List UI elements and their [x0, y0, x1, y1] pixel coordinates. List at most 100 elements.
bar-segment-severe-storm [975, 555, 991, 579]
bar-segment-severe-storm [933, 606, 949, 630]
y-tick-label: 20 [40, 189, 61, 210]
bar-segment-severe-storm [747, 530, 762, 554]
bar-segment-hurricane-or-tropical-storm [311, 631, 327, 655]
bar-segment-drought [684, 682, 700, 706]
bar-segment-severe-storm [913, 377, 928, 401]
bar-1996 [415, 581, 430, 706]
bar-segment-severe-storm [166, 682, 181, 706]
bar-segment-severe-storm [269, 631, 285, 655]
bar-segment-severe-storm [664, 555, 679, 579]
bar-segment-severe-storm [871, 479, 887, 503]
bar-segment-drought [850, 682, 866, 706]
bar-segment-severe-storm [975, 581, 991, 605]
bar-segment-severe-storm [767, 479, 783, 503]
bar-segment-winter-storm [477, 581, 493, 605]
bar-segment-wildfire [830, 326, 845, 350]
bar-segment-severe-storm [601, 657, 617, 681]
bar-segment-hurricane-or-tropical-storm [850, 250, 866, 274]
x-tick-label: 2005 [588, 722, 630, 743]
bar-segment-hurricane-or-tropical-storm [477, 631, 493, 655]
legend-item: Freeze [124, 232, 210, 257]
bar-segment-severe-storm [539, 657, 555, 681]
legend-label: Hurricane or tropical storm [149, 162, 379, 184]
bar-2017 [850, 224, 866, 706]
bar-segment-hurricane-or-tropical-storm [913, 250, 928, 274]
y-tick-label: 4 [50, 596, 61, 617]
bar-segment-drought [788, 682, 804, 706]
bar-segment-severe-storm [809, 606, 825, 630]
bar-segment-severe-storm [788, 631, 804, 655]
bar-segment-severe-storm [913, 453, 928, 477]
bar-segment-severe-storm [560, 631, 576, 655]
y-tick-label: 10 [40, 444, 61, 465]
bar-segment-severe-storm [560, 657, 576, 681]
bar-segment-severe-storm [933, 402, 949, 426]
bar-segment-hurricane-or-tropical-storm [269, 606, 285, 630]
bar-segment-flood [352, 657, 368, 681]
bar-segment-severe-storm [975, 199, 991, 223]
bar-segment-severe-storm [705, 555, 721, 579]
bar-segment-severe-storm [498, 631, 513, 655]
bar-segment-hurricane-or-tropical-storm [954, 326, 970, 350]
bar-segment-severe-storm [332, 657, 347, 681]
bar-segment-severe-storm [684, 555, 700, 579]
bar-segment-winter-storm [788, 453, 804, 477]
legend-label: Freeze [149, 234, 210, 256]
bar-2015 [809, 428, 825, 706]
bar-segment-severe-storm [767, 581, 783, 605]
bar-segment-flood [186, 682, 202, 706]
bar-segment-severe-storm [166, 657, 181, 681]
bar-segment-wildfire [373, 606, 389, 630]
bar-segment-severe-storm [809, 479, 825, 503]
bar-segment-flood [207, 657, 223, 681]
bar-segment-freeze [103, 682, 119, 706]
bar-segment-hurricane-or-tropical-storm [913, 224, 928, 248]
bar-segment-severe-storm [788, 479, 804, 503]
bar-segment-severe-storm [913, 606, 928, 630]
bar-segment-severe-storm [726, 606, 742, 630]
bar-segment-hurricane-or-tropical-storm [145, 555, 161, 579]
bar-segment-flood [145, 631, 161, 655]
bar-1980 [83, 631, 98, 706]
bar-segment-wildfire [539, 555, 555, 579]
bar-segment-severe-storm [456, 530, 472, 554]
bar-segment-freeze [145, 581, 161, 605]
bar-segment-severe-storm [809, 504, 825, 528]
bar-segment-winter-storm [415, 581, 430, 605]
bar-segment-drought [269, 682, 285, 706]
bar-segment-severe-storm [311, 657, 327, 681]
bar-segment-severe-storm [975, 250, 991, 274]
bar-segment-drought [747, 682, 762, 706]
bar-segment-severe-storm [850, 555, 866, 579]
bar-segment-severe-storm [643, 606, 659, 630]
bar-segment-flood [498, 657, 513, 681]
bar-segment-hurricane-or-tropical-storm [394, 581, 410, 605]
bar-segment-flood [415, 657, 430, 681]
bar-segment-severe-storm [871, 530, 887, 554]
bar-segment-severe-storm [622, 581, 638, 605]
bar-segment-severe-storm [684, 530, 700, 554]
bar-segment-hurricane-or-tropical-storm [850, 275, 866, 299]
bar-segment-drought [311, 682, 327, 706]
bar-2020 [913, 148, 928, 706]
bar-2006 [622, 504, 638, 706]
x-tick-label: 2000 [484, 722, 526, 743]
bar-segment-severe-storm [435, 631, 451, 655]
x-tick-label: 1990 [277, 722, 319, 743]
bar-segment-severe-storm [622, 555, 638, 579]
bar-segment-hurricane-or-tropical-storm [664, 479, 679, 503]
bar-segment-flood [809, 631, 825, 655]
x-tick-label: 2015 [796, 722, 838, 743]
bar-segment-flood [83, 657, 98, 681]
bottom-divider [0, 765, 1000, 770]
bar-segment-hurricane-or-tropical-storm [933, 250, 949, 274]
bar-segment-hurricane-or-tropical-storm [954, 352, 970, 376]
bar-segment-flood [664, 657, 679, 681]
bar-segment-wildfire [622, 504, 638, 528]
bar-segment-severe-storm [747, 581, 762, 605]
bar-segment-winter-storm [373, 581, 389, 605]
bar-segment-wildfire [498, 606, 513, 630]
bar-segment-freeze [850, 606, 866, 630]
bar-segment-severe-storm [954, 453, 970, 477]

Goal:
Quote the listing above verbatim, covering every line.

Task output:
List UI elements and their [x0, y0, x1, y1] pixel coordinates. List at most 100 elements.
bar-segment-severe-storm [975, 555, 991, 579]
bar-segment-severe-storm [933, 606, 949, 630]
y-tick-label: 20 [40, 189, 61, 210]
bar-segment-severe-storm [747, 530, 762, 554]
bar-segment-hurricane-or-tropical-storm [311, 631, 327, 655]
bar-segment-drought [684, 682, 700, 706]
bar-segment-severe-storm [913, 377, 928, 401]
bar-1996 [415, 581, 430, 706]
bar-segment-severe-storm [166, 682, 181, 706]
bar-segment-severe-storm [269, 631, 285, 655]
bar-segment-severe-storm [664, 555, 679, 579]
bar-segment-severe-storm [871, 479, 887, 503]
bar-segment-drought [850, 682, 866, 706]
bar-segment-severe-storm [975, 581, 991, 605]
bar-segment-severe-storm [767, 479, 783, 503]
bar-segment-winter-storm [477, 581, 493, 605]
bar-segment-wildfire [830, 326, 845, 350]
bar-segment-severe-storm [601, 657, 617, 681]
bar-segment-hurricane-or-tropical-storm [850, 250, 866, 274]
x-tick-label: 2005 [588, 722, 630, 743]
bar-segment-hurricane-or-tropical-storm [477, 631, 493, 655]
legend-item: Freeze [124, 232, 210, 257]
bar-segment-severe-storm [539, 657, 555, 681]
legend-label: Hurricane or tropical storm [149, 162, 379, 184]
bar-2017 [850, 224, 866, 706]
bar-segment-hurricane-or-tropical-storm [913, 250, 928, 274]
y-tick-label: 4 [50, 596, 61, 617]
bar-segment-drought [788, 682, 804, 706]
bar-segment-severe-storm [809, 606, 825, 630]
bar-segment-severe-storm [788, 631, 804, 655]
bar-segment-severe-storm [913, 453, 928, 477]
bar-segment-severe-storm [560, 631, 576, 655]
y-tick-label: 10 [40, 444, 61, 465]
bar-segment-severe-storm [560, 657, 576, 681]
bar-segment-severe-storm [933, 402, 949, 426]
bar-segment-hurricane-or-tropical-storm [269, 606, 285, 630]
bar-segment-flood [352, 657, 368, 681]
bar-segment-severe-storm [975, 199, 991, 223]
bar-segment-severe-storm [705, 555, 721, 579]
bar-segment-severe-storm [498, 631, 513, 655]
bar-segment-hurricane-or-tropical-storm [954, 326, 970, 350]
bar-segment-severe-storm [332, 657, 347, 681]
bar-segment-severe-storm [684, 555, 700, 579]
bar-segment-winter-storm [788, 453, 804, 477]
legend-label: Freeze [149, 234, 210, 256]
bar-2015 [809, 428, 825, 706]
bar-segment-severe-storm [767, 581, 783, 605]
bar-segment-flood [186, 682, 202, 706]
bar-segment-severe-storm [166, 657, 181, 681]
bar-segment-wildfire [373, 606, 389, 630]
bar-segment-severe-storm [809, 479, 825, 503]
bar-segment-flood [207, 657, 223, 681]
bar-segment-freeze [103, 682, 119, 706]
bar-segment-hurricane-or-tropical-storm [913, 224, 928, 248]
bar-segment-severe-storm [788, 479, 804, 503]
bar-segment-severe-storm [913, 606, 928, 630]
bar-segment-severe-storm [726, 606, 742, 630]
bar-segment-hurricane-or-tropical-storm [145, 555, 161, 579]
bar-segment-flood [145, 631, 161, 655]
bar-1980 [83, 631, 98, 706]
bar-segment-wildfire [539, 555, 555, 579]
bar-segment-severe-storm [456, 530, 472, 554]
bar-segment-freeze [145, 581, 161, 605]
bar-segment-severe-storm [809, 504, 825, 528]
bar-segment-winter-storm [415, 581, 430, 605]
bar-segment-drought [269, 682, 285, 706]
bar-segment-severe-storm [311, 657, 327, 681]
bar-segment-severe-storm [975, 250, 991, 274]
bar-segment-drought [747, 682, 762, 706]
bar-segment-severe-storm [850, 555, 866, 579]
bar-segment-severe-storm [643, 606, 659, 630]
bar-segment-flood [498, 657, 513, 681]
bar-segment-hurricane-or-tropical-storm [394, 581, 410, 605]
bar-segment-flood [415, 657, 430, 681]
bar-segment-severe-storm [871, 530, 887, 554]
bar-segment-severe-storm [622, 581, 638, 605]
bar-segment-severe-storm [684, 530, 700, 554]
bar-segment-hurricane-or-tropical-storm [850, 275, 866, 299]
bar-segment-drought [311, 682, 327, 706]
bar-2020 [913, 148, 928, 706]
bar-2006 [622, 504, 638, 706]
x-tick-label: 2000 [484, 722, 526, 743]
bar-segment-severe-storm [435, 631, 451, 655]
x-tick-label: 1990 [277, 722, 319, 743]
bar-segment-severe-storm [622, 555, 638, 579]
bar-segment-hurricane-or-tropical-storm [664, 479, 679, 503]
bar-segment-flood [809, 631, 825, 655]
x-tick-label: 2015 [796, 722, 838, 743]
bar-segment-flood [83, 657, 98, 681]
bottom-divider [0, 765, 1000, 770]
bar-segment-hurricane-or-tropical-storm [933, 250, 949, 274]
bar-segment-hurricane-or-tropical-storm [954, 352, 970, 376]
bar-segment-flood [664, 657, 679, 681]
bar-segment-wildfire [622, 504, 638, 528]
bar-segment-severe-storm [747, 581, 762, 605]
bar-segment-winter-storm [373, 581, 389, 605]
bar-segment-wildfire [498, 606, 513, 630]
bar-segment-freeze [850, 606, 866, 630]
bar-segment-severe-storm [954, 453, 970, 477]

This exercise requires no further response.